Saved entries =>

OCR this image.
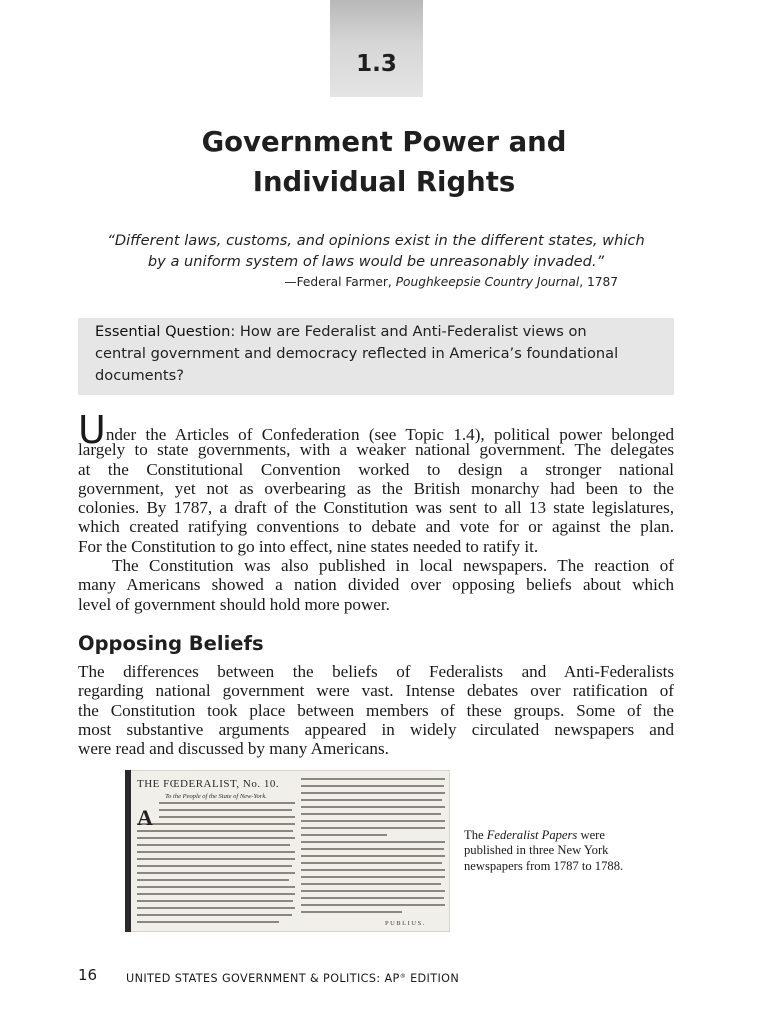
1.3
Government Power and
Individual Rights
“Different laws, customs, and opinions exist in the different states, which
by a uniform system of laws would be unreasonably invaded.”
—Federal Farmer, Poughkeepsie Country Journal, 1787
Essential Question: How are Federalist and Anti-Federalist views on
central government and democracy reflected in America’s foundational
documents?
Under the Articles of Confederation (see Topic 1.4), political power belonged
largely to state governments, with a weaker national government. The delegates
at the Constitutional Convention worked to design a stronger national
government, yet not as overbearing as the British monarchy had been to the
colonies. By 1787, a draft of the Constitution was sent to all 13 state legislatures,
which created ratifying conventions to debate and vote for or against the plan.
For the Constitution to go into effect, nine states needed to ratify it.
The Constitution was also published in local newspapers. The reaction of
many Americans showed a nation divided over opposing beliefs about which
level of government should hold more power.
Opposing Beliefs
The differences between the beliefs of Federalists and Anti-Federalists
regarding national government were vast. Intense debates over ratification of
the Constitution took place between members of these groups. Some of the
most substantive arguments appeared in widely circulated newspapers and
were read and discussed by many Americans.
THE FŒDERALIST, No. 10.
To the People of the State of New-York.
A
PUBLIUS.
The Federalist Papers were
published in three New York
newspapers from 1787 to 1788.
16	UNITED STATES GOVERNMENT & POLITICS: AP® EDITION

Directions => In the lines above, locate the string "Americans". Copy every line where it occurs.

Response to the task =>
many Americans showed a nation divided over opposing beliefs about which
were read and discussed by many Americans.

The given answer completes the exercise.